Written problem: Records follow. Select each line holding "Wind".

Entries with figure data:
%%
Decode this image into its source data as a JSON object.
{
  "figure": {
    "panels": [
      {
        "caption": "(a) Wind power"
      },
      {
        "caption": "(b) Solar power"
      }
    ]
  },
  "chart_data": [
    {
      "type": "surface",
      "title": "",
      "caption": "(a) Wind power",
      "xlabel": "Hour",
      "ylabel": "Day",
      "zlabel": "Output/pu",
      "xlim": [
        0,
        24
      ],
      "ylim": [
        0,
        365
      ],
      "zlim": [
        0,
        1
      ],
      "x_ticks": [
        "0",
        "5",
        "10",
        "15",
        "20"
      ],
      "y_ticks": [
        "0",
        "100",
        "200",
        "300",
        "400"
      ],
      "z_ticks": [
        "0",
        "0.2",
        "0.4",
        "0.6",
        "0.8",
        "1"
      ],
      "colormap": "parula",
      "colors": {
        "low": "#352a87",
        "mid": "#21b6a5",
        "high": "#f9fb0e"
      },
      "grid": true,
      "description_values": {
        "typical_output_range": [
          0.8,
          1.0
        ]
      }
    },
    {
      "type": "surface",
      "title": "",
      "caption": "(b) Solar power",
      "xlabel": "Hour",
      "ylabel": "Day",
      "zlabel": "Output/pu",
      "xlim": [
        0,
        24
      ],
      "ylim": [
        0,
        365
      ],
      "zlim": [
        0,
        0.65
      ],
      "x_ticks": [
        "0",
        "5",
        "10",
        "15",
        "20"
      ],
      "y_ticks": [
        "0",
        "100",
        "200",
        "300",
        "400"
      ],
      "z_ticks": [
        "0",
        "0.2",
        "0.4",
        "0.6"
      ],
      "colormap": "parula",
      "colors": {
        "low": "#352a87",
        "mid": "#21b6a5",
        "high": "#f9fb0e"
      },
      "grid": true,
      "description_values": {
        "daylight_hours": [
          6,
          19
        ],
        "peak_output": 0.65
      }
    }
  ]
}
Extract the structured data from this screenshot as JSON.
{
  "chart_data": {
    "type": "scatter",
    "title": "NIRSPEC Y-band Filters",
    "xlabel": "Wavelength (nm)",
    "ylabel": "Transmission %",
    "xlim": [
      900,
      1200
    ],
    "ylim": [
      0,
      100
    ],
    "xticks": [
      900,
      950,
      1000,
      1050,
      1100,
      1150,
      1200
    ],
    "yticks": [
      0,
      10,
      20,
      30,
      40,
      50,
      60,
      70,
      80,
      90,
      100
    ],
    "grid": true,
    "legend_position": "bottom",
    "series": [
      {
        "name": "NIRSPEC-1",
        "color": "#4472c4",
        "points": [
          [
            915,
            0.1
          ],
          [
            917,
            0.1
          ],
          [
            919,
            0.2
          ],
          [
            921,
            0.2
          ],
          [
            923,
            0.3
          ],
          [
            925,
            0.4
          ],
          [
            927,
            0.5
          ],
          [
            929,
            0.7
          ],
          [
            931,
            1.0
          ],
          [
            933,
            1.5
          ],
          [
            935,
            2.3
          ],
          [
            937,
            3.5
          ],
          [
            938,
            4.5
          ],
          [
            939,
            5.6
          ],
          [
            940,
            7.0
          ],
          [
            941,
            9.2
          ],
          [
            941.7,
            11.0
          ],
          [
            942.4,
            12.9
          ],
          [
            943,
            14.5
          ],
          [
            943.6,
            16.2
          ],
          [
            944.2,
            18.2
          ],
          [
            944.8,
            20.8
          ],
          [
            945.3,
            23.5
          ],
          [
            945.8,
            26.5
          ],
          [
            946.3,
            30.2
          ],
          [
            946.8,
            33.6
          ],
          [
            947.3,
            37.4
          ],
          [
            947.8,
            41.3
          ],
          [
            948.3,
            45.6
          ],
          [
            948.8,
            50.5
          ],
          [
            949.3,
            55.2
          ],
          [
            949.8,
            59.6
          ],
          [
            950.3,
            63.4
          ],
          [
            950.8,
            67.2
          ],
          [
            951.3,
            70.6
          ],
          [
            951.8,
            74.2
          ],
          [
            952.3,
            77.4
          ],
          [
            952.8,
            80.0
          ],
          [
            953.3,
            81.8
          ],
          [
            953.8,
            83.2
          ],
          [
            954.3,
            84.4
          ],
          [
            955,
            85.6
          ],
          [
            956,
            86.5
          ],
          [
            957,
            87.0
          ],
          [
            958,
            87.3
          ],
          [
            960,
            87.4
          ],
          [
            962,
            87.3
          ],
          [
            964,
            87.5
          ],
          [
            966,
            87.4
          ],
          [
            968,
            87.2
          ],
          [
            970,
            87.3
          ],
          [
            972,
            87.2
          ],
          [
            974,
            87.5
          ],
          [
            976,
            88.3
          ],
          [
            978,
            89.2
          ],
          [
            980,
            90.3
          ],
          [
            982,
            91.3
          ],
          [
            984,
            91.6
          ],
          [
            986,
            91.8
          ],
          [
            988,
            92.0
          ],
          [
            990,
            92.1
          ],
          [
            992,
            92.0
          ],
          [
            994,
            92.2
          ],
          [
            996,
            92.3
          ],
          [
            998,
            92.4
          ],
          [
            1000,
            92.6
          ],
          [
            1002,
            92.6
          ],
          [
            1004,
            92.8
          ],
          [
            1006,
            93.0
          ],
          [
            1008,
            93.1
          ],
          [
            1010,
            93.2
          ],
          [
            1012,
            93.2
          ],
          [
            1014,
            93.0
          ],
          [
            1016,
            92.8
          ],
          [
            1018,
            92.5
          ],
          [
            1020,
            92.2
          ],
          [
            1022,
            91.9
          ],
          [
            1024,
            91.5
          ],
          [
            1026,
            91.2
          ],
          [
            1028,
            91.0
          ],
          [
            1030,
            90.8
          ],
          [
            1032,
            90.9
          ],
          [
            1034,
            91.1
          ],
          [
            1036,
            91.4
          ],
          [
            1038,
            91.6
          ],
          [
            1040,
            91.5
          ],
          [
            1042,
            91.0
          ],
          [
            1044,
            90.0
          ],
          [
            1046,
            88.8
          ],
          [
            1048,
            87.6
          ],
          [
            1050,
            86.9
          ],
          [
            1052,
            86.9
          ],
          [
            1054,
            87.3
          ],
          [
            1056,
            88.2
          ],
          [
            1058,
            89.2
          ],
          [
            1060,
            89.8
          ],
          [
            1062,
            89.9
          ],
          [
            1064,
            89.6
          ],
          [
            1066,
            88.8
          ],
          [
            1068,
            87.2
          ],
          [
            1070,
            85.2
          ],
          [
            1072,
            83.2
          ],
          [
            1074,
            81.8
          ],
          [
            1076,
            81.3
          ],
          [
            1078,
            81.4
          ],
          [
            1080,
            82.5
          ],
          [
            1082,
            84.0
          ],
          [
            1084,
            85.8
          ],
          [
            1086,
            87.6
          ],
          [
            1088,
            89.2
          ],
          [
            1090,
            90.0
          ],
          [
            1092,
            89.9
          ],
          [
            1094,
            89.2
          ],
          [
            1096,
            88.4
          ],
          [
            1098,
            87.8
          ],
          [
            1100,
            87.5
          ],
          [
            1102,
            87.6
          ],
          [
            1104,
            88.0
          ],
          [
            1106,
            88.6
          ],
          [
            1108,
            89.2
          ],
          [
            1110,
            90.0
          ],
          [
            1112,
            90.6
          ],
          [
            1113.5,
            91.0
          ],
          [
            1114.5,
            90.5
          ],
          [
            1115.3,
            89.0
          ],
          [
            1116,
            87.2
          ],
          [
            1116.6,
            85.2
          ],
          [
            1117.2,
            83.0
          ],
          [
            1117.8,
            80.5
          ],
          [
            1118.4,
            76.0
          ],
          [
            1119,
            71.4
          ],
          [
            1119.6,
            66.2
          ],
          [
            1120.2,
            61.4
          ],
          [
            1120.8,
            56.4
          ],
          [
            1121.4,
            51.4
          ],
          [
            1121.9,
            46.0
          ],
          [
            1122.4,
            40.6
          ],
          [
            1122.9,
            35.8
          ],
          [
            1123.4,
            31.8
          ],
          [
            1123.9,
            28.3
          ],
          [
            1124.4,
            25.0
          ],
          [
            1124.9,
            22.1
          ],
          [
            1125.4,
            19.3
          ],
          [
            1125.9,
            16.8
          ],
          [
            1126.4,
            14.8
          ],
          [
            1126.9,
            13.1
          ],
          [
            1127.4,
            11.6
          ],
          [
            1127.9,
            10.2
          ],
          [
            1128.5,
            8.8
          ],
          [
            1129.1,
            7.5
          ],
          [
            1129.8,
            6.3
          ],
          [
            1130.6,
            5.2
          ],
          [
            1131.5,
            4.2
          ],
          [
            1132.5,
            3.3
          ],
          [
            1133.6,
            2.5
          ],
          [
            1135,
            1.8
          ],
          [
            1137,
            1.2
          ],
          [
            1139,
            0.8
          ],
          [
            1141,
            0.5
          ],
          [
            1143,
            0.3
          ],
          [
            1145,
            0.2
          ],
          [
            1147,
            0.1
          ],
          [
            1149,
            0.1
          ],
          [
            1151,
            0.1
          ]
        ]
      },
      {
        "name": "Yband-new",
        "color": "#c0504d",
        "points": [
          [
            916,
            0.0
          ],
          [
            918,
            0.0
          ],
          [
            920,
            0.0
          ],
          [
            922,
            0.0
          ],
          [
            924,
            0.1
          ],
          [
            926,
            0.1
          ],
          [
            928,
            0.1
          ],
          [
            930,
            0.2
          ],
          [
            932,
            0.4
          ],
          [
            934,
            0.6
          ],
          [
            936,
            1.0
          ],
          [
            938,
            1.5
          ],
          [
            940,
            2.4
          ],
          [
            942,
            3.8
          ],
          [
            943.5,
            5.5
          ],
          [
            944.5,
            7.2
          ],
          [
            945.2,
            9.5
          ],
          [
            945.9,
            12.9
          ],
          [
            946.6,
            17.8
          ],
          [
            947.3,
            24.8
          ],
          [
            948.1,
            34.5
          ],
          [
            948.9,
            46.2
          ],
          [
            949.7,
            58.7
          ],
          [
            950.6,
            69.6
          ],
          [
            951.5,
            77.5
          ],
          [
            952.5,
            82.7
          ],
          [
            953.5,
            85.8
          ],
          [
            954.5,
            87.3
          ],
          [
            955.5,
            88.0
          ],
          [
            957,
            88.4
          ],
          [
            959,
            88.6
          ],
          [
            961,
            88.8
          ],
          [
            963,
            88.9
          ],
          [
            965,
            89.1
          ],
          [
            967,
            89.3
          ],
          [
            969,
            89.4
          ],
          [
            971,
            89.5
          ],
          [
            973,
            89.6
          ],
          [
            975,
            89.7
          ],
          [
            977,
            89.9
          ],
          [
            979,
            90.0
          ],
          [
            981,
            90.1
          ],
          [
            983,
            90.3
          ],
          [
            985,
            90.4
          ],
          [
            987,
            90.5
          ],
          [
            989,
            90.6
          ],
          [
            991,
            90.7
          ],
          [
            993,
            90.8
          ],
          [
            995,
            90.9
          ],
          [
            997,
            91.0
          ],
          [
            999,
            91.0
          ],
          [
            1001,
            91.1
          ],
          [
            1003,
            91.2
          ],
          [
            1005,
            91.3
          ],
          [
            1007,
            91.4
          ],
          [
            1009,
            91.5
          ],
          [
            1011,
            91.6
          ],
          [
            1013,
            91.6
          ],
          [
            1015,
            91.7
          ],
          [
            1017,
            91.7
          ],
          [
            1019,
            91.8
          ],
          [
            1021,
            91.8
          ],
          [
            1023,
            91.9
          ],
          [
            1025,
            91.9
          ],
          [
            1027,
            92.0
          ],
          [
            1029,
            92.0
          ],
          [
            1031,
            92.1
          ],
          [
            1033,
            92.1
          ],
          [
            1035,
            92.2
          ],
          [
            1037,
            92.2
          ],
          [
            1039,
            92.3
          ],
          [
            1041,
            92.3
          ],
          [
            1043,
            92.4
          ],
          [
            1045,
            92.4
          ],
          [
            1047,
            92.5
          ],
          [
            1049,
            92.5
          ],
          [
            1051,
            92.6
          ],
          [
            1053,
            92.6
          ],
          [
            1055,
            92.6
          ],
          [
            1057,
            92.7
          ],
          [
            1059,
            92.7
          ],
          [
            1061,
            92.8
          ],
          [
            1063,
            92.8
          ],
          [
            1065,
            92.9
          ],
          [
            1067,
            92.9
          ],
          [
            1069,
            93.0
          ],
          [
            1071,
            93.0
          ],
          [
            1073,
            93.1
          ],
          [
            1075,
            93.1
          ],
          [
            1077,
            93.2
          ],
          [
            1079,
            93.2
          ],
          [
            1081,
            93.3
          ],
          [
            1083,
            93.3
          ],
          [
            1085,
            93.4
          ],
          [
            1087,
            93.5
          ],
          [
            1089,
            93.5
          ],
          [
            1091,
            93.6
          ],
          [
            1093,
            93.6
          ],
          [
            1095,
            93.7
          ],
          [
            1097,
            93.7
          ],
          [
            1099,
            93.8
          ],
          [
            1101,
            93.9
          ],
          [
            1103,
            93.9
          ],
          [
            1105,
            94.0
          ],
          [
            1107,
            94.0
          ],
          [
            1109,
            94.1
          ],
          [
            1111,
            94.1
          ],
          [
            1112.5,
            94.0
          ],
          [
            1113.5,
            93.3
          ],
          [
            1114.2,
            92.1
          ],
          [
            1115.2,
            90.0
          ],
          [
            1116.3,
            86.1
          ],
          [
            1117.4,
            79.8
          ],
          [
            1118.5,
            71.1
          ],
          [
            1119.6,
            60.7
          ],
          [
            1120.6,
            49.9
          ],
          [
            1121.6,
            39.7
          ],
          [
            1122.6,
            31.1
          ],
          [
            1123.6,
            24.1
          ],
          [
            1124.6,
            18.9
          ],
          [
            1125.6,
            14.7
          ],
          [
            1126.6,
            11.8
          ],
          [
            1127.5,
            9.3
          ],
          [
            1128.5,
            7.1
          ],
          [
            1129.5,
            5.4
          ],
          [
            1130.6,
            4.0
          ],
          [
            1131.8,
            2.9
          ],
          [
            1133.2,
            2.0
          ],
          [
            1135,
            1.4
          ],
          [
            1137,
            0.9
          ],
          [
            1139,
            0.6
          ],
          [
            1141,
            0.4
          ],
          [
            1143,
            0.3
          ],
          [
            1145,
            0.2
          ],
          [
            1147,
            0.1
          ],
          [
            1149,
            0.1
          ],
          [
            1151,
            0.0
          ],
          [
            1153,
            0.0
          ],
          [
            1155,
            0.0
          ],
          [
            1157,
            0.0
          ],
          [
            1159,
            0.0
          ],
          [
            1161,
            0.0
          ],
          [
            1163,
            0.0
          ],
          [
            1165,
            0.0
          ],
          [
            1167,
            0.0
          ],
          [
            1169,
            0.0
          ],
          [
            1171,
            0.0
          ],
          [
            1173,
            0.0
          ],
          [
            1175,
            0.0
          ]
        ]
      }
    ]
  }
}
%%
Expected output:
        "caption": "(a) Wind power"
      "caption": "(a) Wind power",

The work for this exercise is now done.